══ ENTRIES ══

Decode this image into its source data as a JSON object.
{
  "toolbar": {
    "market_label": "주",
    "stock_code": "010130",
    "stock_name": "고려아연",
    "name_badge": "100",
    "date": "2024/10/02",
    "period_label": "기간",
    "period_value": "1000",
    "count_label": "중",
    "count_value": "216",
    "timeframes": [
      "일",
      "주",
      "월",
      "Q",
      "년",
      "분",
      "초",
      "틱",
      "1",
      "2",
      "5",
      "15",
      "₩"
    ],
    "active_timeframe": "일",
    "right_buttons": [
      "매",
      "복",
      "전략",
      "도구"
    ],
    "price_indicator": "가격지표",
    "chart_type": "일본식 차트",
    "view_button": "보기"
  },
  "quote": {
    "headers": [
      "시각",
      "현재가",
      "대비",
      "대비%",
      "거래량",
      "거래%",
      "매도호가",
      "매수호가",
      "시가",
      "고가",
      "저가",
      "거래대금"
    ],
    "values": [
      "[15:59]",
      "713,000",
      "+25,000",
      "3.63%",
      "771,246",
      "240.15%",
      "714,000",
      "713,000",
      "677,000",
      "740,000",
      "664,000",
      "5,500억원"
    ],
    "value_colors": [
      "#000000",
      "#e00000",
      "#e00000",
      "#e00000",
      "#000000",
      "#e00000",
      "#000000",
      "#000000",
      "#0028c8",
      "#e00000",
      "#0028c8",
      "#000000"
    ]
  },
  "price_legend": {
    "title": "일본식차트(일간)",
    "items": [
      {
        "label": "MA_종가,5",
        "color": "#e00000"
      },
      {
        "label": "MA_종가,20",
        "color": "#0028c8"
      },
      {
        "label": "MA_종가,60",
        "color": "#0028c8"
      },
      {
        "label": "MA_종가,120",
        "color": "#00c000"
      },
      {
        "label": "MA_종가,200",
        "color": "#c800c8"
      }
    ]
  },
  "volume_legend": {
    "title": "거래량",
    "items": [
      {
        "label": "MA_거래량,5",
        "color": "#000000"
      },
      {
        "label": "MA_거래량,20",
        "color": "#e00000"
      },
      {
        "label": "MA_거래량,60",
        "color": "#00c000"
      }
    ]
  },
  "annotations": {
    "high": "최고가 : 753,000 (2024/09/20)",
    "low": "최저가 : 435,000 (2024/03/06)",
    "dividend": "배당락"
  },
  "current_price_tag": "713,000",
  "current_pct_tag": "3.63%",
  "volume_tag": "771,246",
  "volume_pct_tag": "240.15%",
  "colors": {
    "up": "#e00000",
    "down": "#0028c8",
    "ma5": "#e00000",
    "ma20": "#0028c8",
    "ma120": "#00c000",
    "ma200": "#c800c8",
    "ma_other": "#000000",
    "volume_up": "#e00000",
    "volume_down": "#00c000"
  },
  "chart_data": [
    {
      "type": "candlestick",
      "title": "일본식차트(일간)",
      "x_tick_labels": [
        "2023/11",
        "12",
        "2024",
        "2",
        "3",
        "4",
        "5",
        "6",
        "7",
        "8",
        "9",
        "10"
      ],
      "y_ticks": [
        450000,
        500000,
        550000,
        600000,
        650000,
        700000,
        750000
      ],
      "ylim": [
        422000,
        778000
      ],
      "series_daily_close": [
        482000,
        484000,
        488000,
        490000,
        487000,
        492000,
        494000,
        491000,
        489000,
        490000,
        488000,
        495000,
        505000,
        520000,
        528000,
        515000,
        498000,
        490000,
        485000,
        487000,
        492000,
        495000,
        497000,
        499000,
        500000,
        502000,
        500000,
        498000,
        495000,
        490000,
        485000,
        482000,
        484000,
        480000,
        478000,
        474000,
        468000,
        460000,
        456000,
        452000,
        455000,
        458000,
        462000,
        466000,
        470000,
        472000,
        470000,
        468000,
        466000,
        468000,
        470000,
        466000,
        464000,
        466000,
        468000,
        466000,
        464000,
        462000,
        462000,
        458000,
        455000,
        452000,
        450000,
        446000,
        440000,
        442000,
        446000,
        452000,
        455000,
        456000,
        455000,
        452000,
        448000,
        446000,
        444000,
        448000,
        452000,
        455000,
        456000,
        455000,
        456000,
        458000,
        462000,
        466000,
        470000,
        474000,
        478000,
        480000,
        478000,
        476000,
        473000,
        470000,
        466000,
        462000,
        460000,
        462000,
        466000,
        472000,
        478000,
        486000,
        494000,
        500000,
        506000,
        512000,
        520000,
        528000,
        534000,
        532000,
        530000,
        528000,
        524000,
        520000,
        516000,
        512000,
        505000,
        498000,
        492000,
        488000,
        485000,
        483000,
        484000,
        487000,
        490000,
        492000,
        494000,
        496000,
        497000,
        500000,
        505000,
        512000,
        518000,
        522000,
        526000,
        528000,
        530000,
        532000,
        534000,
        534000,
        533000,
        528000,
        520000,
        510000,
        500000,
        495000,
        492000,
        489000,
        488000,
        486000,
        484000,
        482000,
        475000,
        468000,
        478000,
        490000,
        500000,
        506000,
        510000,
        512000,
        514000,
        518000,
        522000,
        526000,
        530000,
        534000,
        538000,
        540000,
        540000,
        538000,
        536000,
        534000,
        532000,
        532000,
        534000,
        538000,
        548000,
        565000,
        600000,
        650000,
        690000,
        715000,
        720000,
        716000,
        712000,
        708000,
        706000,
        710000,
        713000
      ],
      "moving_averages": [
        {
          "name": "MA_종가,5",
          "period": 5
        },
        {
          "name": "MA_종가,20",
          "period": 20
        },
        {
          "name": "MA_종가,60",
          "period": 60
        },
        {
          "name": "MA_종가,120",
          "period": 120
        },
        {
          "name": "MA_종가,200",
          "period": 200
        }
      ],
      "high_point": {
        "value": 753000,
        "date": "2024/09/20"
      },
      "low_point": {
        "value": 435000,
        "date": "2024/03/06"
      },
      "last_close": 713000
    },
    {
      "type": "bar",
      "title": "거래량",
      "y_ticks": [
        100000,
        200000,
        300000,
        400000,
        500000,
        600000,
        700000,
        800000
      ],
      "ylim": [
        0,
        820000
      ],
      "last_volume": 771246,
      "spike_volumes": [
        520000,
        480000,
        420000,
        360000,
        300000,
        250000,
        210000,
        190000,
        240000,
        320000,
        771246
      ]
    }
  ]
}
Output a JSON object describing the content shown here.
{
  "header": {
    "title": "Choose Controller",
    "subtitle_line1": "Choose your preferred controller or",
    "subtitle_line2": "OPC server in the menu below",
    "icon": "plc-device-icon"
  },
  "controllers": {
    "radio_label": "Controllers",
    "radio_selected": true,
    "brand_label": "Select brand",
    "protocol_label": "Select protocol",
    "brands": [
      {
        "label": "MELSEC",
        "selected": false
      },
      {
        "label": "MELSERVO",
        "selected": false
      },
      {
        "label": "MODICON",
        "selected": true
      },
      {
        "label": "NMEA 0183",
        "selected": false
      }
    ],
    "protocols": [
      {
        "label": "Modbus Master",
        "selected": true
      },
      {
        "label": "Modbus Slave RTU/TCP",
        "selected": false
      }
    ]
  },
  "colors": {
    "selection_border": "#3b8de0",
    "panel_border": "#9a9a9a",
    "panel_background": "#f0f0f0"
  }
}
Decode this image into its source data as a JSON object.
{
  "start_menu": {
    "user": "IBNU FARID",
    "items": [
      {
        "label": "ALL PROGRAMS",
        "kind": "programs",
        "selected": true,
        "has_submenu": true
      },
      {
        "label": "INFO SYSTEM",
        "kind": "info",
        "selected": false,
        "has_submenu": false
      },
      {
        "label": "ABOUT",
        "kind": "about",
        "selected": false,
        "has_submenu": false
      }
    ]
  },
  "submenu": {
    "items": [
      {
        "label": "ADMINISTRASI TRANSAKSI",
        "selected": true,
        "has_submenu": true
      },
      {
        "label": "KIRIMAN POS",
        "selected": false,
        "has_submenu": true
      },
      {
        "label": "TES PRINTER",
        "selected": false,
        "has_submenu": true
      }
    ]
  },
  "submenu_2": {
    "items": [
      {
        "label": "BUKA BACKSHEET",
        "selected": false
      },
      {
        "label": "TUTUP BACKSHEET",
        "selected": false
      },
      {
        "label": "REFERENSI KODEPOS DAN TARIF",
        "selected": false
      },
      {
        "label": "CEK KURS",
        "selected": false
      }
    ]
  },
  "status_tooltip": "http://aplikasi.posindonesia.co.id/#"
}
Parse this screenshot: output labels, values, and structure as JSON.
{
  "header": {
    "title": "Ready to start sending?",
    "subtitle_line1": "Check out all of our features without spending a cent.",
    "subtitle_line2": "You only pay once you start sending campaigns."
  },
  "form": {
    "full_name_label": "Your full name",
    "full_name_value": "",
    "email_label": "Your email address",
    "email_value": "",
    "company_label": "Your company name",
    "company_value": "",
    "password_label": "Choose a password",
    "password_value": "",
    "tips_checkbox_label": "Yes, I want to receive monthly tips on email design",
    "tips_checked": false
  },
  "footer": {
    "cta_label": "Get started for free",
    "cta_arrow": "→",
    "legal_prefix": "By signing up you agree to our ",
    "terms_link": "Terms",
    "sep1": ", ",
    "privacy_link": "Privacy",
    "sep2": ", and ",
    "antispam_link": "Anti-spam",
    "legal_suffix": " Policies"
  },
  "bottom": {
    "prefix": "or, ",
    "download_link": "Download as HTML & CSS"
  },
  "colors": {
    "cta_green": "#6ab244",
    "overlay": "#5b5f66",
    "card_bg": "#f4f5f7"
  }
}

═══

[WHAT YOU SHOULD DO] Pull out every line of the entries that includes the word "BACKSHEET".

[REPLY TO THE EXERCISE]
        "label": "BUKA BACKSHEET",
        "label": "TUTUP BACKSHEET",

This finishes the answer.